### Extrait
::::

OS : Nous n'avons jamais pensé que la liquidation de la pauvreté pouvait être résolue par la seule volonté de l'opinion. Il y faut une volonté politique. Néanmoins, les grandes dépenses ne pouvaient aboutir à un résultat sans un consensus social significatif. Il faut que la plupart des gens vivant en sécurité ressentent la misère torturante des autres et la jugent indéfendable, il faut qu'ils voient les dangers de l'exclusion qui laisse une partie de la population privée de citoyenneté. Mais les médias observaient un silence presque total sur le SZETA qui était soumis aux pressions discrètes des autorités. Il ne pouvait être qu'une très faible voix dans une période où la majorité de la population s'enrichissait et abordait l'avenir avec confiance. Malgré tout, certains ont entendu cette voix et ont collaboré avec nous.

HVG : Vous avez parlé par ailleurs d'une société « pauvre » et d'une société « installée ». Mais où finit l'une, où commence l'autre ? Qui sont les pauvres ?

OS : Jusque voilà peu, la recherche officielle a essayé d'éviter le mot pauvreté. Nous tenons à ce terme, parce qu'il signifie exactement ce que nous voulons dire : la personne vivant dans les privations sans aucun espoir d'en sortir.

Je n'entends pas simplement la seule privation d'argent, mais aussi une condition de vie sans perspective, fondée sur un dénuement indigne, où les décisions des gens sont motivées par le manque constant d'argent. Dans la pauvreté, le dénuement n'est pas une situation passagère, mais un état durable et insurmontable, même si provisoirement, l'on touche un salaire relativement bon. Il y a une couche de la société hongroise caractérisée par cet état.

J'appelle cette pauvreté structurelle. Je la distingue des privations que peuvent subir les membres de la société « installée » du fait d'une incapacité de travail prolongée, de la vieillesse ou de toute autre circonstance. Une crise économique peut faire tomber durablement dans l'état de pauvreté avec l'arrivée du chômage qui atteint d'abord les couches situées en haut de la pauvreté : c'est la nouvelle pauvreté.

Aujourd'hui, la privation menace déjà des gens ayant des positions pourtant assurées. C'est pourquoi l'opinion publique est devenue beaucoup plus sensible au problème de la pauvreté.

Malgré tout, je pense que le remède à la « nouvelle pauvreté » est plus simple que l'éradication de la pauvreté structurelle. Cette dernière est un problème politique et socio-économique beaucoup plus lourd.

::::

Recopiez sans rien changer le passage de l'extrait sur la pauvreté qui va de « OS : Jusque » à « espoir d'en sortir. ».

::::

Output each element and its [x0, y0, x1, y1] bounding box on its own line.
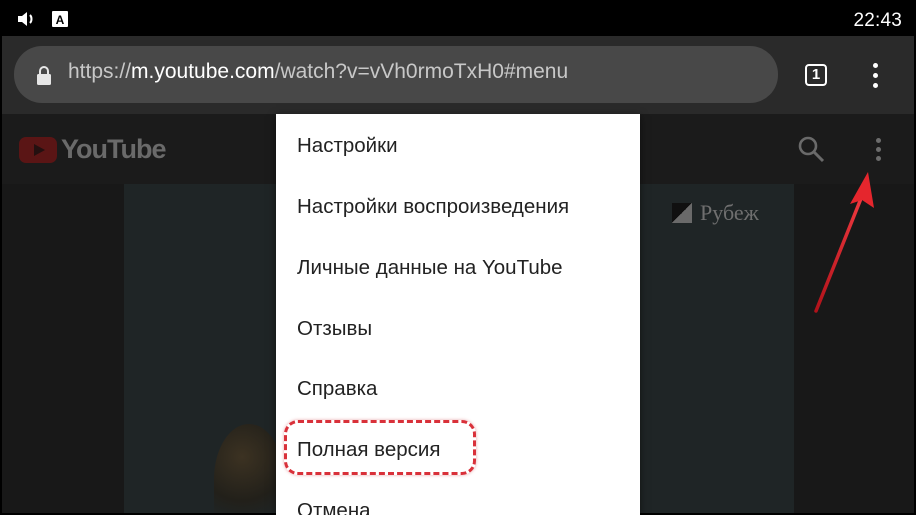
lock-icon	[36, 65, 52, 90]
youtube-logo-text: YouTube	[61, 134, 166, 164]
keyboard-a-icon: A	[52, 11, 68, 32]
youtube-more-vert-icon[interactable]	[870, 134, 886, 164]
address-bar[interactable]: https://m.youtube.com/watch?v=vVh0rmoTxH…	[14, 46, 778, 103]
menu-item-your-data[interactable]: Личные данные на YouTube	[297, 256, 563, 280]
menu-item-help[interactable]: Справка	[297, 377, 377, 401]
browser-more-vert-icon[interactable]	[865, 60, 885, 92]
menu-item-settings[interactable]: Настройки	[297, 134, 398, 158]
channel-logo-icon	[672, 203, 692, 223]
channel-watermark-text: Рубеж	[700, 200, 759, 225]
status-time: 22:43	[853, 10, 902, 31]
search-icon[interactable]	[796, 134, 826, 169]
menu-item-playback-settings[interactable]: Настройки воспроизведения	[297, 195, 569, 219]
annotation-arrow-icon	[810, 166, 880, 321]
volume-icon	[16, 10, 36, 33]
video-frame-figure	[214, 424, 284, 513]
menu-item-cancel[interactable]: Отмена	[297, 499, 371, 515]
youtube-logo[interactable]: YouTube	[19, 134, 166, 165]
youtube-play-icon	[19, 136, 57, 163]
browser-toolbar: https://m.youtube.com/watch?v=vVh0rmoTxH…	[2, 36, 914, 114]
url-host: m.youtube.com	[131, 60, 275, 83]
overflow-menu: Настройки Настройки воспроизведения Личн…	[276, 114, 640, 515]
menu-item-desktop-version[interactable]: Полная версия	[297, 438, 440, 462]
tab-switcher-icon[interactable]: 1	[805, 64, 827, 86]
url-path: /watch?v=vVh0rmoTxH0#menu	[274, 60, 569, 83]
url-text: https://m.youtube.com/watch?v=vVh0rmoTxH…	[68, 60, 568, 84]
url-scheme: https://	[68, 60, 132, 83]
menu-item-feedback[interactable]: Отзывы	[297, 317, 372, 341]
channel-watermark: Рубеж	[672, 200, 759, 226]
status-bar: A 22:43	[2, 2, 914, 36]
svg-text:A: A	[56, 13, 65, 27]
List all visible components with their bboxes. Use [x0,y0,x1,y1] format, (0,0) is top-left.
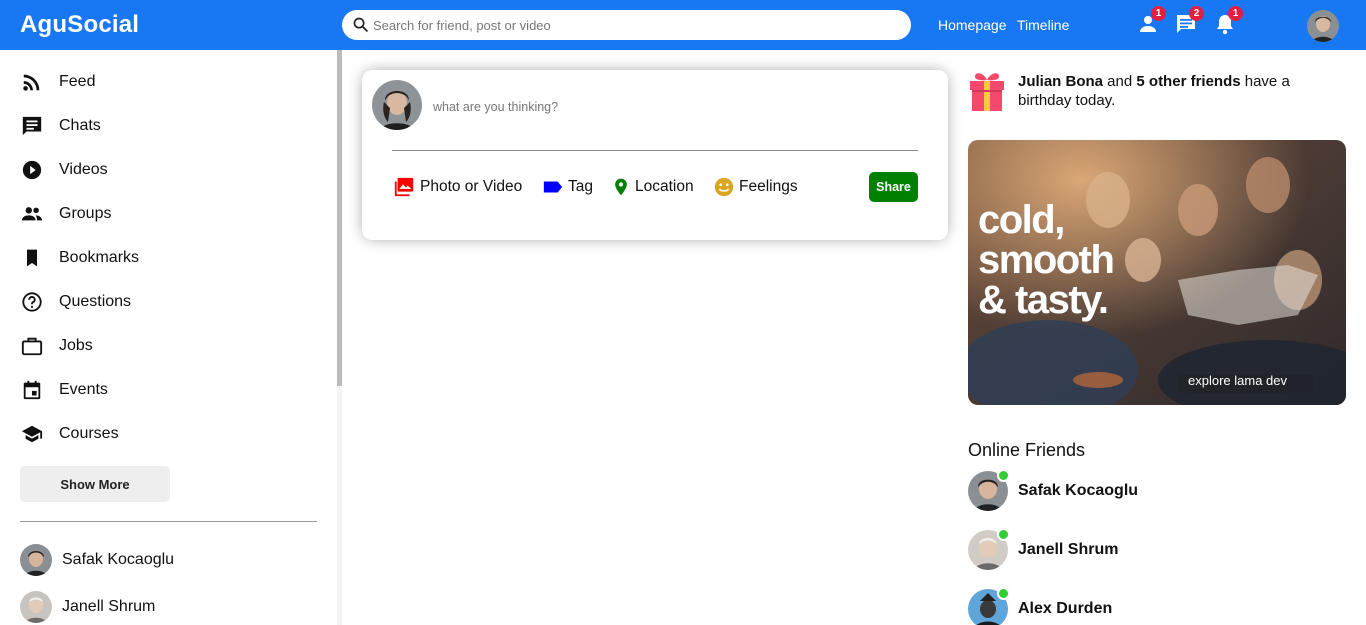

::::

### Réponse
OS : Jusque voilà peu, la recherche officielle a essayé d'éviter le mot pauvreté. Nous tenons à ce terme, parce qu'il signifie exactement ce que nous voulons dire : la personne vivant dans les privations sans aucun espoir d'en sortir.